[Dataset listings of figures]
•••••

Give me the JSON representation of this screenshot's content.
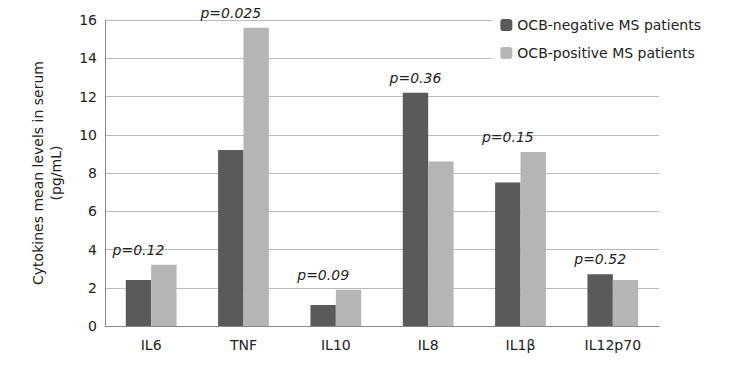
{
  "chart_data": {
    "type": "bar",
    "ylabel": "Cytokines mean levels in serum\n(pg/mL)",
    "categories": [
      "IL6",
      "TNF",
      "IL10",
      "IL8",
      "IL1β",
      "IL12p70"
    ],
    "series": [
      {
        "name": "OCB-negative MS patients",
        "color": "#5a5a5a",
        "values": [
          2.4,
          9.2,
          1.1,
          12.2,
          7.5,
          2.7
        ]
      },
      {
        "name": "OCB-positive MS patients",
        "color": "#b5b5b5",
        "values": [
          3.2,
          15.6,
          1.9,
          8.6,
          9.1,
          2.4
        ]
      }
    ],
    "ylim": [
      0,
      16
    ],
    "yticks": [
      0,
      2,
      4,
      6,
      8,
      10,
      12,
      14,
      16
    ],
    "grid": true,
    "legend": "upper right",
    "annotations": [
      {
        "text": "p=0.12",
        "category": "IL6"
      },
      {
        "text": "p=0.025",
        "category": "TNF"
      },
      {
        "text": "p=0.09",
        "category": "IL10"
      },
      {
        "text": "p=0.36",
        "category": "IL8"
      },
      {
        "text": "p=0.15",
        "category": "IL1β"
      },
      {
        "text": "p=0.52",
        "category": "IL12p70"
      }
    ]
  }
}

•••••

**YOUR ASSIGNMENT:**
Word for word, write out each of the records, but not the pictures.

**SOLUTION FOR THIS TASK:**
Give me the JSON representation of this screenshot's content.
{
  "chart_data": {
    "type": "bar",
    "ylabel": "Cytokines mean levels in serum\n(pg/mL)",
    "categories": [
      "IL6",
      "TNF",
      "IL10",
      "IL8",
      "IL1β",
      "IL12p70"
    ],
    "series": [
      {
        "name": "OCB-negative MS patients",
        "color": "#5a5a5a",
        "values": [
          2.4,
          9.2,
          1.1,
          12.2,
          7.5,
          2.7
        ]
      },
      {
        "name": "OCB-positive MS patients",
        "color": "#b5b5b5",
        "values": [
          3.2,
          15.6,
          1.9,
          8.6,
          9.1,
          2.4
        ]
      }
    ],
    "ylim": [
      0,
      16
    ],
    "yticks": [
      0,
      2,
      4,
      6,
      8,
      10,
      12,
      14,
      16
    ],
    "grid": true,
    "legend": "upper right",
    "annotations": [
      {
        "text": "p=0.12",
        "category": "IL6"
      },
      {
        "text": "p=0.025",
        "category": "TNF"
      },
      {
        "text": "p=0.09",
        "category": "IL10"
      },
      {
        "text": "p=0.36",
        "category": "IL8"
      },
      {
        "text": "p=0.15",
        "category": "IL1β"
      },
      {
        "text": "p=0.52",
        "category": "IL12p70"
      }
    ]
  }
}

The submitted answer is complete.